# START OF TEXT BLOCK

This section shows that an NPR output port can not support 1 Gbps. Our experiment shows that it can support 960 Mbps while experiments by ONL staff have shown that drops will occur in the NPR's TX block for any input rate higher than 970 Mbps.

  • Three iperf TCP flows with 2-second staggered starting times
  • The sending host is also running a tcpdump process and a runCwndMon.pl process which adds extra load and reduces the capacity of the sending host.
  • Other host (sender and receiver) parameters
    • txqueuelen was 1000.
    • netdev_recv_backlog is 300.
    • Number of NIC TX descriptors and RX desccriptors is 256 each.
  • BDP for 50 msec delay is about 4,167 MSSs
  • Linux TCP in Reno congestion avoidance (CA) increases cwnd for each ACK
    • Delayed ACKs mean that CA period is about 2 x 4,167 x 50 msec = 417 sec
gigabit-tcp-1Gbps-iperf.png
gigabit-tcp-1Gbps-bw.png

The iperf output (left) shows that the aggregate goodput of the three flows is around 226 Mbps, well below the 1 Gbps capacity of the bottleneck link.

The bandwidth chart (right) shows the aggregate bandwidth (including retransmissions) in red and labeled data. The bandwidth of the individual flows are labeled 1.x where x is the input port (0, 4, 3 or black, blue, green). A closer examination of the bandwidths of the individual flows shows the 2-second staggered starting times. But the strange part of the bandwidth chart is that after time 538, the flows appear to suffer packet losses (bandwidth decreases) even though the aggregate bandwidth is well below 1 Gbps.


gigabit-tcp-1Gbps-qlen.png
gigabit-tcp-1Gbps-drops.png

The queue length chart (left) shows no significant queueing.

The drops chart confirms that the Queue Manager doesn't drop any packets (Pkt Drops); i.e., there are no packet drops from queue 64, the common queue of the three flows. However, the chart shows that the TX block of the NPR drops about 40 and then 50 packets. Data for the TX Drops chart is obtained by monitoring register counter 34 which records the number of packets dropped by the TX block because it can not queue packets out of the output port.


Unexplained behavior:

  • The bandwidth chart of the third flow (green)

# END OF TEXT BLOCK

WHAT THIS EXERCISE ASKS:
• 1. In the NPR output port test, what was the combined goodput of the three iperf flows?
• 2. Put this sentence from the NPR output port test into Spanish: "The queue length chart (left) shows no significant queueing."
• 3. Write the next part of the NPR output port test, picking up from its last line.
The records come from a different source than the text.

# START OF RECORDS PROVIDED

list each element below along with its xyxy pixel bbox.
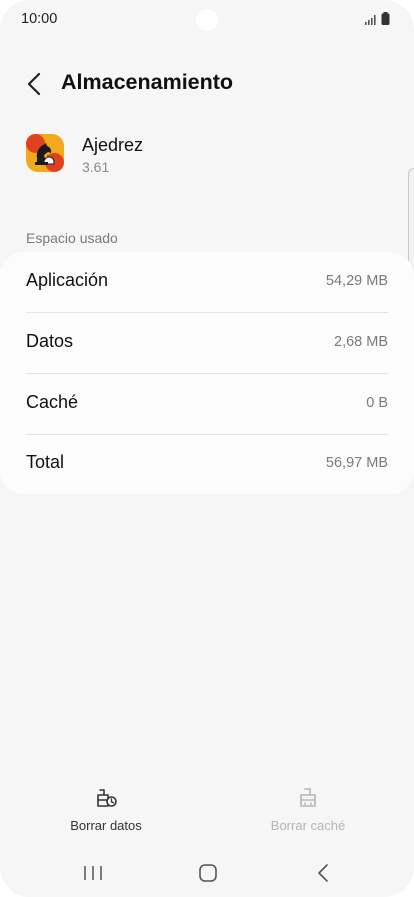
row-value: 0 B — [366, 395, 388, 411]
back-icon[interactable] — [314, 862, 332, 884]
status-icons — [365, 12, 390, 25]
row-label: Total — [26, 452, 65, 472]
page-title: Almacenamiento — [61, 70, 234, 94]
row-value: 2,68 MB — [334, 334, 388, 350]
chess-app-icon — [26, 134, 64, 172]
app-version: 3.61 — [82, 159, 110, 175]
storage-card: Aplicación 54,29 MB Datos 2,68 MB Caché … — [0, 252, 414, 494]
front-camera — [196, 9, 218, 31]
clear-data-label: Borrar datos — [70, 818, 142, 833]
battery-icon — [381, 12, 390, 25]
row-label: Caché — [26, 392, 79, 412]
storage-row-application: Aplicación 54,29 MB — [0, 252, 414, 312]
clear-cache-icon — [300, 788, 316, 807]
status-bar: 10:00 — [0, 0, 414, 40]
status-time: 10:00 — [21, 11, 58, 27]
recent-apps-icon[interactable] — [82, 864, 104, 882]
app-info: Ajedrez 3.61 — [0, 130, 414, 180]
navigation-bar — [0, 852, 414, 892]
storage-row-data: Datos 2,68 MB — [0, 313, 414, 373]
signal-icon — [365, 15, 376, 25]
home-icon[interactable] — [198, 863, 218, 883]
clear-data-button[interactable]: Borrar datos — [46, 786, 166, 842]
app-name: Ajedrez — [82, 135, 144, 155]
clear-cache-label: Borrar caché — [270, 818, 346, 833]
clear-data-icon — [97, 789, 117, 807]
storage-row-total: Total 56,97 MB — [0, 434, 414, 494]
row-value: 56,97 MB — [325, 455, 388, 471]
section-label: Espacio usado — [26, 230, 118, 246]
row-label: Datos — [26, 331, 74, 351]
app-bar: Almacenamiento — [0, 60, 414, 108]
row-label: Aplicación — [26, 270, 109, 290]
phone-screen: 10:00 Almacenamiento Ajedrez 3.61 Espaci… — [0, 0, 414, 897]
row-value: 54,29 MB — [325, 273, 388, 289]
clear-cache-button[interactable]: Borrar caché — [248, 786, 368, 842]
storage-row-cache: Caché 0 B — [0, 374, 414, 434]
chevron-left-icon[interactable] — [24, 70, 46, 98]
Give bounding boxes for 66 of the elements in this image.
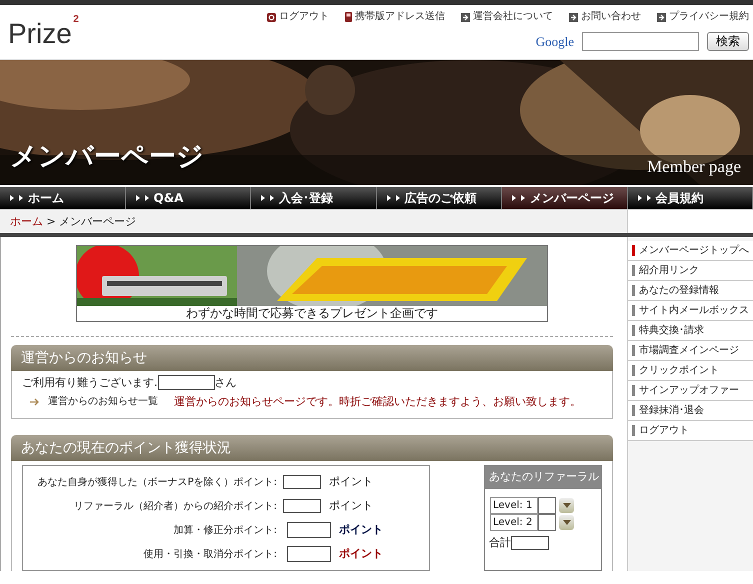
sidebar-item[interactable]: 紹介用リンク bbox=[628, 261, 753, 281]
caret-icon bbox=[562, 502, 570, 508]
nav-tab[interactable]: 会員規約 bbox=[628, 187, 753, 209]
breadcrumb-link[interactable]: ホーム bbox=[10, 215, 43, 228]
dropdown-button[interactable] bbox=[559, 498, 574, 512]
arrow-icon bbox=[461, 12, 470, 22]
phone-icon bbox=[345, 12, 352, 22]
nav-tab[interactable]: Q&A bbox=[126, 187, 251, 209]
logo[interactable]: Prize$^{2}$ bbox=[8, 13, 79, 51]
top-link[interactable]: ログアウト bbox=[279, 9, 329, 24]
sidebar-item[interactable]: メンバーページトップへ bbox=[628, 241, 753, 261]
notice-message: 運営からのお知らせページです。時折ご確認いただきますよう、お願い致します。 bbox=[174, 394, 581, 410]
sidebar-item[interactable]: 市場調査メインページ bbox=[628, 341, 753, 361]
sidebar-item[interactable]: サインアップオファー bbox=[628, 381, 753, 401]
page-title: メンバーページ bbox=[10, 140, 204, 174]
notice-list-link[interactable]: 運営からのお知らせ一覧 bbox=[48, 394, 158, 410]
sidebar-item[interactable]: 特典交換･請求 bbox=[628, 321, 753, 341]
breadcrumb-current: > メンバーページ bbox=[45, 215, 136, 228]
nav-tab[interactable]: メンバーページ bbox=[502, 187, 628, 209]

# END OF RECORDS PROVIDED

ANSWERS FOR THE TASKS:
• 1. Around 226 Mbps.

• 2. El gráfico de longitud de cola (izquierda) no muestra formación de colas significativa.

• 3.
    • The slope during congestion avoidance should be identical to the other two flows but it appears to be larger
    • The bandwidth appears to drop around T = 554 even though the Drops chart doesn't show any packet drops at that time
  • The bandwidth chart of the first flow (black)
    • The bandwidth appears to drop around T = 544 even though the Drops chart doesn't show any packet drops at that time
  • The bandwidth chart of the second flow (blue)
    • The bandwidth appears to drop around T = 546 even though the Drops chart doesn't show any packet drops at that time

These bandwidth drops did not appear in five later repetitions of this same experiment.

960 Mbps Bottleneck

The charts below show that the charts behave as expected for a bottleneck rate of 960 Mbps.

gigabit-tcp-960Mbps-iperf.png
gigabit-tcp-960Mbps-bw.png

The iperf output (left) shows that the aggregate goodput of the three flows is now around 585 Mbps, well above the 226 Mbps we obtained before when the bottleneck rate was set to 1 Gbps.

The bandwidth chart (right) shows the aggregate bandwidth (including retransmissions) in red and labeled data now hovers around 480 Mbps and peaks at 960 Mbps. Furthermore, the three flows get about the same bandwidth once all flows settle down into congestion avoidance.


gigabit-tcp-960Mbps-qlen.png
gigabit-tcp-960Mbps-drops.png

The queue length chart (left) shows significant queueing with three large peaks. The largest peak shows over 3 MB (about half of the capacity) of queueing when the second flow is in its slow-start phase.

The drops chart now shows Queue Manager packet drops (Pkt Drops); i.e., from queue 64, the common queue of the three flows. These drops appear to begin when the second flow begins it slow-start phase. And, there are no TX drops.


Unexplained behavior:

  • The bandwidth chart of the third flow (green)
    • The bandwidth appears to drop around T = 302 even though the Drops chart doesn't show any packet drops at that time

The Linux Network Stack

The unexpected drops in TCP bandwidth shown earlier is usually a sign of congestion (packet drops) along a flow's network path. Typically, the drops occur at one of the queues at the NPR output port with the smallest relative capacity. But you will find that as you increase the NPR output port rate, the congestion will be at the sending or receiving host. Furthermore, if you attempt to examine the microscopic behavior of a TCP flow using a tool such as tcpdump, the details may not make sense unless you understand how the host buffers can affect TCP's behavior.

The Linux Transmit Path

gigabit-tcp-network-stack.png

As you increase the output port capacities of the NPRs, you will find that congestion and packet drops will move into resources located at the sending and receiving hosts. To illustrate how this can happen, this section points out where congestion can occur in Linux's network stack by following the path of packets as it travels through the stack. It also describes how packets are captured by tcpdump so that you can better understand the displays in the next section.

This is how data is injected into the network by an application such as iperf for a Linux 2.6 kernel:

  • An iperf TCP sender (a user-space application) inserts data into an octet stream by calling write (send or sendmsg).
  • The TCP layer copies the data from user-space into sk_buff (SKB) structures in the kernel.
    • Each SKB has extra space for the IP and TCP headers and usually contains a maximum segment size (MSS) number of octets.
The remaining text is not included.